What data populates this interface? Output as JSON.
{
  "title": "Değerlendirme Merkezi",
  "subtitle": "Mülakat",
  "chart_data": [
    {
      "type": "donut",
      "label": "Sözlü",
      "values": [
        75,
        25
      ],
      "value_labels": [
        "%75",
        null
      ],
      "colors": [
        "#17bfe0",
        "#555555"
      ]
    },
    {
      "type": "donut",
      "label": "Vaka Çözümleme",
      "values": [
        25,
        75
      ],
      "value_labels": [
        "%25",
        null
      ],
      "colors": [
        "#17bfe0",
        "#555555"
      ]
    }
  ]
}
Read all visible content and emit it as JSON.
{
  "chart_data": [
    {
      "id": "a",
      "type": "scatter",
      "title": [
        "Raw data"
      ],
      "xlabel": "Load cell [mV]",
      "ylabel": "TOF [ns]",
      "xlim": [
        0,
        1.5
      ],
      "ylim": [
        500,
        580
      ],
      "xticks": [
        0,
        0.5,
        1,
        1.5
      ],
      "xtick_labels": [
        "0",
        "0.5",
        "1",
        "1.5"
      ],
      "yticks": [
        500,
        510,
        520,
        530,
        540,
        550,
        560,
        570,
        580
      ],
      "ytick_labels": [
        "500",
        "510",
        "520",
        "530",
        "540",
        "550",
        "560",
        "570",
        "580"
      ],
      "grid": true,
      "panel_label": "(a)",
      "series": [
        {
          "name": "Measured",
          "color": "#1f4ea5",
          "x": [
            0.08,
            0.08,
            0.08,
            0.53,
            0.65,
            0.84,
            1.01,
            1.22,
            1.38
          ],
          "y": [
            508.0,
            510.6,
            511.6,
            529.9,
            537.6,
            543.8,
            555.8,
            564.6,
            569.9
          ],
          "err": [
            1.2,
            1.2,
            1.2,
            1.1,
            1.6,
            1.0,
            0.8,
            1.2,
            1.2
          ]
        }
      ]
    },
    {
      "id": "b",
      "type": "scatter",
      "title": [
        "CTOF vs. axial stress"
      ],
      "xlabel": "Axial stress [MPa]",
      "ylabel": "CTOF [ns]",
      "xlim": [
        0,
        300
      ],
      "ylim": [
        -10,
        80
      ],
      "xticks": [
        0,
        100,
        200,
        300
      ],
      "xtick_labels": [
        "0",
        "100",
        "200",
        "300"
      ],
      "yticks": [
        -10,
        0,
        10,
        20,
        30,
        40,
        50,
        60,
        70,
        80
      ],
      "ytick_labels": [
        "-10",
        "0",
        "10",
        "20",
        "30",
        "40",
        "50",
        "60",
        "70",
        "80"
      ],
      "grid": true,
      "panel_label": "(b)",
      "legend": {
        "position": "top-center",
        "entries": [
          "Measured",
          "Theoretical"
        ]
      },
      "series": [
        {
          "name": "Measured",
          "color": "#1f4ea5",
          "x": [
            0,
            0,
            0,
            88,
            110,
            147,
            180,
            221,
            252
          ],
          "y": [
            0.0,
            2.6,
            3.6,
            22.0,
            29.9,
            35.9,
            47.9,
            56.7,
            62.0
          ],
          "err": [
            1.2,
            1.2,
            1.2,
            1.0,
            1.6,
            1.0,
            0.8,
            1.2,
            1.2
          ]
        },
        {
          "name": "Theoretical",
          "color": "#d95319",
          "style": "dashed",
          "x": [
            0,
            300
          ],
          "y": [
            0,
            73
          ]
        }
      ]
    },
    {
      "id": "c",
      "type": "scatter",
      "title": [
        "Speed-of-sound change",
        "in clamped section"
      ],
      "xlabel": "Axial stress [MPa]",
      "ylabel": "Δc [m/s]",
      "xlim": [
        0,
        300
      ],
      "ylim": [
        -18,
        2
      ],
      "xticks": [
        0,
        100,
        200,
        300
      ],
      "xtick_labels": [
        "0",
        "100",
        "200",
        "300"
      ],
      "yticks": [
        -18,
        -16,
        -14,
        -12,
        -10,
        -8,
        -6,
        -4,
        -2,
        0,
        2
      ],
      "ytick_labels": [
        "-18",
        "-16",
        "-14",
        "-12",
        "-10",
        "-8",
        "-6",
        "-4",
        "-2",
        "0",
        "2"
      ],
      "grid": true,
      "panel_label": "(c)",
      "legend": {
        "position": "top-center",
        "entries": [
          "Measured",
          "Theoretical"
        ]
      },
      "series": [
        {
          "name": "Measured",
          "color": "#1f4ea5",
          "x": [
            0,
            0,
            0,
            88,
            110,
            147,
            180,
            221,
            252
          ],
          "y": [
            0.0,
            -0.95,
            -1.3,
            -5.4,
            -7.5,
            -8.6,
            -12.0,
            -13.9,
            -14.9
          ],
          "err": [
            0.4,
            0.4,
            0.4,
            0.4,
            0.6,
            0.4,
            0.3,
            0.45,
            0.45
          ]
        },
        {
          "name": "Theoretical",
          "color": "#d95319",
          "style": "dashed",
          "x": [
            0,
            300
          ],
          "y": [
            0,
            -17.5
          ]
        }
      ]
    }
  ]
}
================================
▶ [PROBLEM TO WORK ON]
Reproduce the data, keeping every line exactly the same.

▶ [WRITTEN ANSWER]
What data populates this interface? Output as JSON.
{
  "title": "Değerlendirme Merkezi",
  "subtitle": "Mülakat",
  "chart_data": [
    {
      "type": "donut",
      "label": "Sözlü",
      "values": [
        75,
        25
      ],
      "value_labels": [
        "%75",
        null
      ],
      "colors": [
        "#17bfe0",
        "#555555"
      ]
    },
    {
      "type": "donut",
      "label": "Vaka Çözümleme",
      "values": [
        25,
        75
      ],
      "value_labels": [
        "%25",
        null
      ],
      "colors": [
        "#17bfe0",
        "#555555"
      ]
    }
  ]
}
Read all visible content and emit it as JSON.
{
  "chart_data": [
    {
      "id": "a",
      "type": "scatter",
      "title": [
        "Raw data"
      ],
      "xlabel": "Load cell [mV]",
      "ylabel": "TOF [ns]",
      "xlim": [
        0,
        1.5
      ],
      "ylim": [
        500,
        580
      ],
      "xticks": [
        0,
        0.5,
        1,
        1.5
      ],
      "xtick_labels": [
        "0",
        "0.5",
        "1",
        "1.5"
      ],
      "yticks": [
        500,
        510,
        520,
        530,
        540,
        550,
        560,
        570,
        580
      ],
      "ytick_labels": [
        "500",
        "510",
        "520",
        "530",
        "540",
        "550",
        "560",
        "570",
        "580"
      ],
      "grid": true,
      "panel_label": "(a)",
      "series": [
        {
          "name": "Measured",
          "color": "#1f4ea5",
          "x": [
            0.08,
            0.08,
            0.08,
            0.53,
            0.65,
            0.84,
            1.01,
            1.22,
            1.38
          ],
          "y": [
            508.0,
            510.6,
            511.6,
            529.9,
            537.6,
            543.8,
            555.8,
            564.6,
            569.9
          ],
          "err": [
            1.2,
            1.2,
            1.2,
            1.1,
            1.6,
            1.0,
            0.8,
            1.2,
            1.2
          ]
        }
      ]
    },
    {
      "id": "b",
      "type": "scatter",
      "title": [
        "CTOF vs. axial stress"
      ],
      "xlabel": "Axial stress [MPa]",
      "ylabel": "CTOF [ns]",
      "xlim": [
        0,
        300
      ],
      "ylim": [
        -10,
        80
      ],
      "xticks": [
        0,
        100,
        200,
        300
      ],
      "xtick_labels": [
        "0",
        "100",
        "200",
        "300"
      ],
      "yticks": [
        -10,
        0,
        10,
        20,
        30,
        40,
        50,
        60,
        70,
        80
      ],
      "ytick_labels": [
        "-10",
        "0",
        "10",
        "20",
        "30",
        "40",
        "50",
        "60",
        "70",
        "80"
      ],
      "grid": true,
      "panel_label": "(b)",
      "legend": {
        "position": "top-center",
        "entries": [
          "Measured",
          "Theoretical"
        ]
      },
      "series": [
        {
          "name": "Measured",
          "color": "#1f4ea5",
          "x": [
            0,
            0,
            0,
            88,
            110,
            147,
            180,
            221,
            252
          ],
          "y": [
            0.0,
            2.6,
            3.6,
            22.0,
            29.9,
            35.9,
            47.9,
            56.7,
            62.0
          ],
          "err": [
            1.2,
            1.2,
            1.2,
            1.0,
            1.6,
            1.0,
            0.8,
            1.2,
            1.2
          ]
        },
        {
          "name": "Theoretical",
          "color": "#d95319",
          "style": "dashed",
          "x": [
            0,
            300
          ],
          "y": [
            0,
            73
          ]
        }
      ]
    },
    {
      "id": "c",
      "type": "scatter",
      "title": [
        "Speed-of-sound change",
        "in clamped section"
      ],
      "xlabel": "Axial stress [MPa]",
      "ylabel": "Δc [m/s]",
      "xlim": [
        0,
        300
      ],
      "ylim": [
        -18,
        2
      ],
      "xticks": [
        0,
        100,
        200,
        300
      ],
      "xtick_labels": [
        "0",
        "100",
        "200",
        "300"
      ],
      "yticks": [
        -18,
        -16,
        -14,
        -12,
        -10,
        -8,
        -6,
        -4,
        -2,
        0,
        2
      ],
      "ytick_labels": [
        "-18",
        "-16",
        "-14",
        "-12",
        "-10",
        "-8",
        "-6",
        "-4",
        "-2",
        "0",
        "2"
      ],
      "grid": true,
      "panel_label": "(c)",
      "legend": {
        "position": "top-center",
        "entries": [
          "Measured",
          "Theoretical"
        ]
      },
      "series": [
        {
          "name": "Measured",
          "color": "#1f4ea5",
          "x": [
            0,
            0,
            0,
            88,
            110,
            147,
            180,
            221,
            252
          ],
          "y": [
            0.0,
            -0.95,
            -1.3,
            -5.4,
            -7.5,
            -8.6,
            -12.0,
            -13.9,
            -14.9
          ],
          "err": [
            0.4,
            0.4,
            0.4,
            0.4,
            0.6,
            0.4,
            0.3,
            0.45,
            0.45
          ]
        },
        {
          "name": "Theoretical",
          "color": "#d95319",
          "style": "dashed",
          "x": [
            0,
            300
          ],
          "y": [
            0,
            -17.5
          ]
        }
      ]
    }
  ]
}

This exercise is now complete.